**EXERCISE INSTRUCTIONS**
Give only the number of lines below that contain the word "rclipboard".

-- Start of MATERIAL SUPPLIED --

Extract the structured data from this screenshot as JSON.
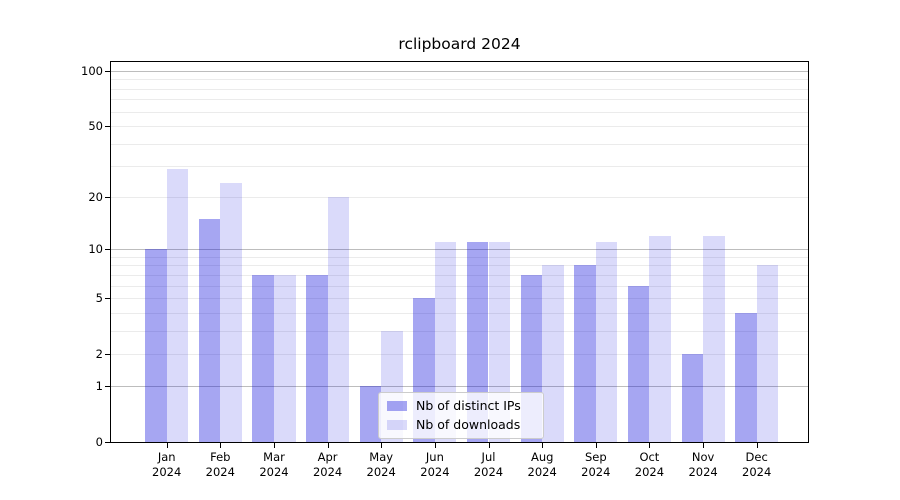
{
  "title": "rclipboard 2024",
  "legend": {
    "items": [
      {
        "label": "Nb of distinct IPs",
        "color": "rgba(8,8,220,0.36)"
      },
      {
        "label": "Nb of downloads",
        "color": "rgba(8,8,220,0.15)"
      }
    ]
  },
  "chart_data": {
    "type": "bar",
    "title": "rclipboard 2024",
    "xlabel": "",
    "ylabel": "",
    "scale": "log1p",
    "grid": true,
    "legend_position": "lower center",
    "year": "2024",
    "categories": [
      "Jan 2024",
      "Feb 2024",
      "Mar 2024",
      "Apr 2024",
      "May 2024",
      "Jun 2024",
      "Jul 2024",
      "Aug 2024",
      "Sep 2024",
      "Oct 2024",
      "Nov 2024",
      "Dec 2024"
    ],
    "series": [
      {
        "name": "Nb of distinct IPs",
        "values": [
          10,
          15,
          7,
          7,
          1,
          5,
          11,
          7,
          8,
          6,
          2,
          4
        ],
        "color": "rgba(8,8,220,0.36)"
      },
      {
        "name": "Nb of downloads",
        "values": [
          29,
          24,
          7,
          20,
          3,
          11,
          11,
          8,
          11,
          12,
          12,
          8
        ],
        "color": "rgba(8,8,220,0.15)"
      }
    ],
    "y_ticks": [
      0,
      1,
      2,
      5,
      10,
      20,
      50,
      100
    ],
    "y_major_grid": [
      1,
      10,
      100
    ],
    "y_minor_grid": [
      2,
      3,
      4,
      5,
      6,
      7,
      8,
      9,
      20,
      30,
      40,
      50,
      60,
      70,
      80,
      90
    ],
    "ylim": [
      0,
      112
    ],
    "colors": {
      "grid_major": "#bdbdbd",
      "grid_minor": "#ebebeb",
      "axis": "#000000",
      "legend_border": "#cccccc"
    }
  }
}
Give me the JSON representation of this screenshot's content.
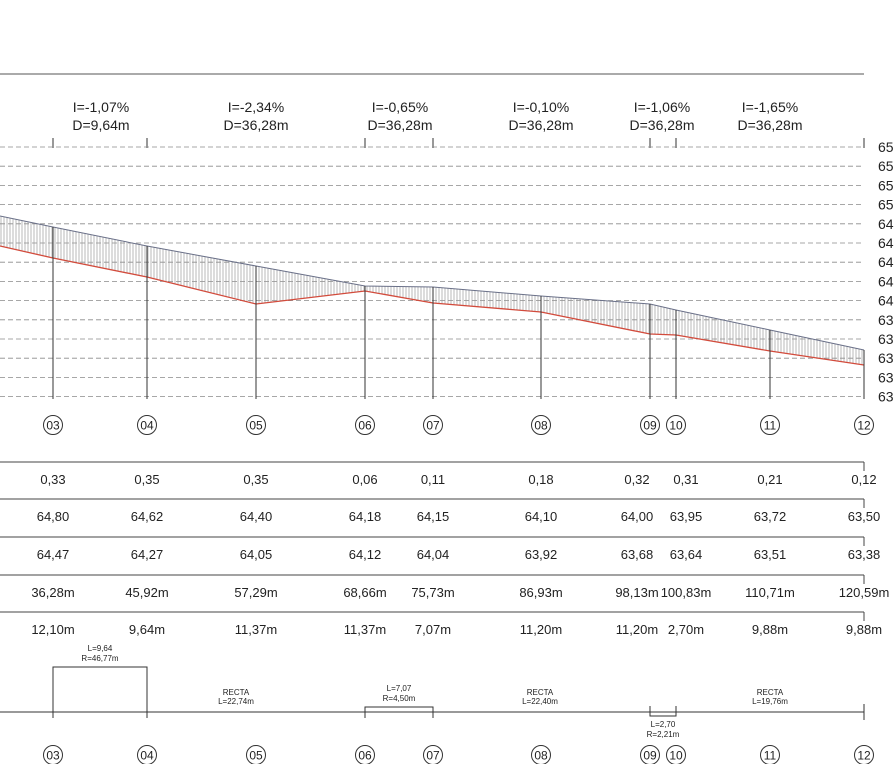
{
  "colors": {
    "terrain": "#d24b3c",
    "design": "#6a7088",
    "hatch": "#9a9a9a",
    "dash": "#8a8a8a",
    "line": "#333333"
  },
  "elevation_labels": [
    "65",
    "65",
    "65",
    "65",
    "64",
    "64",
    "64",
    "64",
    "64",
    "63",
    "63",
    "63",
    "63",
    "63"
  ],
  "grades": [
    {
      "i": "I=-1,07%",
      "d": "D=9,64m"
    },
    {
      "i": "I=-2,34%",
      "d": "D=36,28m"
    },
    {
      "i": "I=-0,65%",
      "d": "D=36,28m"
    },
    {
      "i": "I=-0,10%",
      "d": "D=36,28m"
    },
    {
      "i": "I=-1,06%",
      "d": "D=36,28m"
    },
    {
      "i": "I=-1,65%",
      "d": "D=36,28m"
    }
  ],
  "stations": [
    "03",
    "04",
    "05",
    "06",
    "07",
    "08",
    "09",
    "10",
    "11",
    "12"
  ],
  "table": {
    "row1": [
      "0,33",
      "0,35",
      "0,35",
      "0,06",
      "0,11",
      "0,18",
      "0,32",
      "0,31",
      "0,21",
      "0,12"
    ],
    "row2": [
      "64,80",
      "64,62",
      "64,40",
      "64,18",
      "64,15",
      "64,10",
      "64,00",
      "63,95",
      "63,72",
      "63,50"
    ],
    "row3": [
      "64,47",
      "64,27",
      "64,05",
      "64,12",
      "64,04",
      "63,92",
      "63,68",
      "63,64",
      "63,51",
      "63,38"
    ],
    "row4": [
      "36,28m",
      "45,92m",
      "57,29m",
      "68,66m",
      "75,73m",
      "86,93m",
      "98,13m",
      "100,83m",
      "110,71m",
      "120,59m"
    ],
    "row5": [
      "12,10m",
      "9,64m",
      "11,37m",
      "11,37m",
      "7,07m",
      "11,20m",
      "11,20m",
      "2,70m",
      "9,88m",
      "9,88m"
    ]
  },
  "alignment": {
    "curve1": {
      "l": "L=9,64",
      "r": "R=46,77m"
    },
    "curve2": {
      "l": "L=7,07",
      "r": "R=4,50m"
    },
    "curve3": {
      "l": "L=2,70",
      "r": "R=2,21m"
    },
    "recta1": {
      "label": "RECTA",
      "l": "L=22,74m"
    },
    "recta2": {
      "label": "RECTA",
      "l": "L=22,40m"
    },
    "recta3": {
      "label": "RECTA",
      "l": "L=19,76m"
    }
  }
}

-- End of MATERIAL SUPPLIED --

**RESPONSE TO THE EXERCISE**
2